____ Supplied records

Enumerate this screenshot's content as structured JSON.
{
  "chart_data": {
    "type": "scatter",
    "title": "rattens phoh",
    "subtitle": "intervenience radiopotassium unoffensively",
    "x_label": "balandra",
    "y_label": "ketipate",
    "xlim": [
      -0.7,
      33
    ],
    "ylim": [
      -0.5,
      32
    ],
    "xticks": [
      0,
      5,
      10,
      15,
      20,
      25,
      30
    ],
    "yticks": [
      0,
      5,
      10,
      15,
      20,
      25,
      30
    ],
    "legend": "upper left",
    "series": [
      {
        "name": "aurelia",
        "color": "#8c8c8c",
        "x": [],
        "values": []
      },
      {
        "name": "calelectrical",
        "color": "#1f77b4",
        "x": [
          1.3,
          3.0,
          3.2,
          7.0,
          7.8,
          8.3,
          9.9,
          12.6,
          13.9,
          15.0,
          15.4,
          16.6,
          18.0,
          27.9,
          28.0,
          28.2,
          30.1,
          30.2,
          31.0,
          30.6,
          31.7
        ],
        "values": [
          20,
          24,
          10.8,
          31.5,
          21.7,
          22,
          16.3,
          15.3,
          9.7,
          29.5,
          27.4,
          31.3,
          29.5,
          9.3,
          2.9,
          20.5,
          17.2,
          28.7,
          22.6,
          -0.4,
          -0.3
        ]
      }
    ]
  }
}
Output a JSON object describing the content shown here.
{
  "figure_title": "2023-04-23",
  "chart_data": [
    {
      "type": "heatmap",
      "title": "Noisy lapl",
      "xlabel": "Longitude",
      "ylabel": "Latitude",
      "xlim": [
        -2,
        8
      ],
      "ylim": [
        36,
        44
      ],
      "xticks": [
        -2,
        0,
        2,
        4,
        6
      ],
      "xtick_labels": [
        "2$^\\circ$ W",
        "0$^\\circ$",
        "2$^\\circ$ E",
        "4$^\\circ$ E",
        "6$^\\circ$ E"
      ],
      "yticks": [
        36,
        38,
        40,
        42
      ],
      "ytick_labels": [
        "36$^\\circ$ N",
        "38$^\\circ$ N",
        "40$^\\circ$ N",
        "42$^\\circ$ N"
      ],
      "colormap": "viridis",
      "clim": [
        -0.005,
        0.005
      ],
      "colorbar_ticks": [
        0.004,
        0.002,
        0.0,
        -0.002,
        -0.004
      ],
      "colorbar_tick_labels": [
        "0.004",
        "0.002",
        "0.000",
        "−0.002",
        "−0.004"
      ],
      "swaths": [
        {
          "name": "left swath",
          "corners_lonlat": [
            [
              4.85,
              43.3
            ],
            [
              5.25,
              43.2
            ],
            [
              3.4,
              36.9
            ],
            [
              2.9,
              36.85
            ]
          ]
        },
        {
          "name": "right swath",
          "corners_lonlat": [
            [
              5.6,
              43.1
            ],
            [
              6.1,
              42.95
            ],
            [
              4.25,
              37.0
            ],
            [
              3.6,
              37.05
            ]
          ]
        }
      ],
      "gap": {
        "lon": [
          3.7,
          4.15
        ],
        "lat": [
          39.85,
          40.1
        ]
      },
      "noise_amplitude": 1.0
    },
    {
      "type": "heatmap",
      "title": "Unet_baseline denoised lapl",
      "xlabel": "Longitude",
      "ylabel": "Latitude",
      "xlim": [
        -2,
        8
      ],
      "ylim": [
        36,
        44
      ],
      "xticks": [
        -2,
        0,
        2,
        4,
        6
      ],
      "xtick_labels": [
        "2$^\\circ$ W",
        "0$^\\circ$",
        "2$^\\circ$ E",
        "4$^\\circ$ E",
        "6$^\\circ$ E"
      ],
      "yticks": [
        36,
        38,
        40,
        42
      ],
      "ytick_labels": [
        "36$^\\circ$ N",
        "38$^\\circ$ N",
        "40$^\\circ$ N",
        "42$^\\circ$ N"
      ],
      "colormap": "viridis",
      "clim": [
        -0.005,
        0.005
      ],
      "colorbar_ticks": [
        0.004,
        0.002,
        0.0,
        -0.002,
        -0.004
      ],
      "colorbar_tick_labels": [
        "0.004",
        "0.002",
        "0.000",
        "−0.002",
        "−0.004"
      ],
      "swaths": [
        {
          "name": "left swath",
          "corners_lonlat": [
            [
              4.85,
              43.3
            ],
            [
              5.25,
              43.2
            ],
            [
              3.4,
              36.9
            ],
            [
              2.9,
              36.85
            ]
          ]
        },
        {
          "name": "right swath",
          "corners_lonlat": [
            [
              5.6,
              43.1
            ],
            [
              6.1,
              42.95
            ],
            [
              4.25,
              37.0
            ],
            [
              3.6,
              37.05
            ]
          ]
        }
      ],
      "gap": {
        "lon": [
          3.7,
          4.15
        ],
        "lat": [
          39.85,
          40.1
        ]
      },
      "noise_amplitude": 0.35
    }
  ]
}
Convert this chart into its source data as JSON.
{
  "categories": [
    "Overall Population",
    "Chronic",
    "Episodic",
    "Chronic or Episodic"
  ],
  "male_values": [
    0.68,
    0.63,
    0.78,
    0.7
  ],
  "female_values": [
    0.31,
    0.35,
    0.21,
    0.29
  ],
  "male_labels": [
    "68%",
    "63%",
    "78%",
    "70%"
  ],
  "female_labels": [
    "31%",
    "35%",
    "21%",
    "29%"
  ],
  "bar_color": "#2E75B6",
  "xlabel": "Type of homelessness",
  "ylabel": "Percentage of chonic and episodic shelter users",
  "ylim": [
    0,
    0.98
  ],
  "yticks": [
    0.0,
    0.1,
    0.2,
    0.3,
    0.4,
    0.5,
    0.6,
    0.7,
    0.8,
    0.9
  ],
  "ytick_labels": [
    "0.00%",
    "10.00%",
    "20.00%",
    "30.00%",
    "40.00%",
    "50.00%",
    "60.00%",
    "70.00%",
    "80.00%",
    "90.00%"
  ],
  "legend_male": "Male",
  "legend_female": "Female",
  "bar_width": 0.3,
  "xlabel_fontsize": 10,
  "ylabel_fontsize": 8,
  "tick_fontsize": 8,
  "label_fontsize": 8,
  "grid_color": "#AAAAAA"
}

________

**Task to carry out:**
Retype every entry above, word for word.

**Exercise result:**
Enumerate this screenshot's content as structured JSON.
{
  "chart_data": {
    "type": "scatter",
    "title": "rattens phoh",
    "subtitle": "intervenience radiopotassium unoffensively",
    "x_label": "balandra",
    "y_label": "ketipate",
    "xlim": [
      -0.7,
      33
    ],
    "ylim": [
      -0.5,
      32
    ],
    "xticks": [
      0,
      5,
      10,
      15,
      20,
      25,
      30
    ],
    "yticks": [
      0,
      5,
      10,
      15,
      20,
      25,
      30
    ],
    "legend": "upper left",
    "series": [
      {
        "name": "aurelia",
        "color": "#8c8c8c",
        "x": [],
        "values": []
      },
      {
        "name": "calelectrical",
        "color": "#1f77b4",
        "x": [
          1.3,
          3.0,
          3.2,
          7.0,
          7.8,
          8.3,
          9.9,
          12.6,
          13.9,
          15.0,
          15.4,
          16.6,
          18.0,
          27.9,
          28.0,
          28.2,
          30.1,
          30.2,
          31.0,
          30.6,
          31.7
        ],
        "values": [
          20,
          24,
          10.8,
          31.5,
          21.7,
          22,
          16.3,
          15.3,
          9.7,
          29.5,
          27.4,
          31.3,
          29.5,
          9.3,
          2.9,
          20.5,
          17.2,
          28.7,
          22.6,
          -0.4,
          -0.3
        ]
      }
    ]
  }
}
Output a JSON object describing the content shown here.
{
  "figure_title": "2023-04-23",
  "chart_data": [
    {
      "type": "heatmap",
      "title": "Noisy lapl",
      "xlabel": "Longitude",
      "ylabel": "Latitude",
      "xlim": [
        -2,
        8
      ],
      "ylim": [
        36,
        44
      ],
      "xticks": [
        -2,
        0,
        2,
        4,
        6
      ],
      "xtick_labels": [
        "2$^\\circ$ W",
        "0$^\\circ$",
        "2$^\\circ$ E",
        "4$^\\circ$ E",
        "6$^\\circ$ E"
      ],
      "yticks": [
        36,
        38,
        40,
        42
      ],
      "ytick_labels": [
        "36$^\\circ$ N",
        "38$^\\circ$ N",
        "40$^\\circ$ N",
        "42$^\\circ$ N"
      ],
      "colormap": "viridis",
      "clim": [
        -0.005,
        0.005
      ],
      "colorbar_ticks": [
        0.004,
        0.002,
        0.0,
        -0.002,
        -0.004
      ],
      "colorbar_tick_labels": [
        "0.004",
        "0.002",
        "0.000",
        "−0.002",
        "−0.004"
      ],
      "swaths": [
        {
          "name": "left swath",
          "corners_lonlat": [
            [
              4.85,
              43.3
            ],
            [
              5.25,
              43.2
            ],
            [
              3.4,
              36.9
            ],
            [
              2.9,
              36.85
            ]
          ]
        },
        {
          "name": "right swath",
          "corners_lonlat": [
            [
              5.6,
              43.1
            ],
            [
              6.1,
              42.95
            ],
            [
              4.25,
              37.0
            ],
            [
              3.6,
              37.05
            ]
          ]
        }
      ],
      "gap": {
        "lon": [
          3.7,
          4.15
        ],
        "lat": [
          39.85,
          40.1
        ]
      },
      "noise_amplitude": 1.0
    },
    {
      "type": "heatmap",
      "title": "Unet_baseline denoised lapl",
      "xlabel": "Longitude",
      "ylabel": "Latitude",
      "xlim": [
        -2,
        8
      ],
      "ylim": [
        36,
        44
      ],
      "xticks": [
        -2,
        0,
        2,
        4,
        6
      ],
      "xtick_labels": [
        "2$^\\circ$ W",
        "0$^\\circ$",
        "2$^\\circ$ E",
        "4$^\\circ$ E",
        "6$^\\circ$ E"
      ],
      "yticks": [
        36,
        38,
        40,
        42
      ],
      "ytick_labels": [
        "36$^\\circ$ N",
        "38$^\\circ$ N",
        "40$^\\circ$ N",
        "42$^\\circ$ N"
      ],
      "colormap": "viridis",
      "clim": [
        -0.005,
        0.005
      ],
      "colorbar_ticks": [
        0.004,
        0.002,
        0.0,
        -0.002,
        -0.004
      ],
      "colorbar_tick_labels": [
        "0.004",
        "0.002",
        "0.000",
        "−0.002",
        "−0.004"
      ],
      "swaths": [
        {
          "name": "left swath",
          "corners_lonlat": [
            [
              4.85,
              43.3
            ],
            [
              5.25,
              43.2
            ],
            [
              3.4,
              36.9
            ],
            [
              2.9,
              36.85
            ]
          ]
        },
        {
          "name": "right swath",
          "corners_lonlat": [
            [
              5.6,
              43.1
            ],
            [
              6.1,
              42.95
            ],
            [
              4.25,
              37.0
            ],
            [
              3.6,
              37.05
            ]
          ]
        }
      ],
      "gap": {
        "lon": [
          3.7,
          4.15
        ],
        "lat": [
          39.85,
          40.1
        ]
      },
      "noise_amplitude": 0.35
    }
  ]
}
Convert this chart into its source data as JSON.
{
  "categories": [
    "Overall Population",
    "Chronic",
    "Episodic",
    "Chronic or Episodic"
  ],
  "male_values": [
    0.68,
    0.63,
    0.78,
    0.7
  ],
  "female_values": [
    0.31,
    0.35,
    0.21,
    0.29
  ],
  "male_labels": [
    "68%",
    "63%",
    "78%",
    "70%"
  ],
  "female_labels": [
    "31%",
    "35%",
    "21%",
    "29%"
  ],
  "bar_color": "#2E75B6",
  "xlabel": "Type of homelessness",
  "ylabel": "Percentage of chonic and episodic shelter users",
  "ylim": [
    0,
    0.98
  ],
  "yticks": [
    0.0,
    0.1,
    0.2,
    0.3,
    0.4,
    0.5,
    0.6,
    0.7,
    0.8,
    0.9
  ],
  "ytick_labels": [
    "0.00%",
    "10.00%",
    "20.00%",
    "30.00%",
    "40.00%",
    "50.00%",
    "60.00%",
    "70.00%",
    "80.00%",
    "90.00%"
  ],
  "legend_male": "Male",
  "legend_female": "Female",
  "bar_width": 0.3,
  "xlabel_fontsize": 10,
  "ylabel_fontsize": 8,
  "tick_fontsize": 8,
  "label_fontsize": 8,
  "grid_color": "#AAAAAA"
}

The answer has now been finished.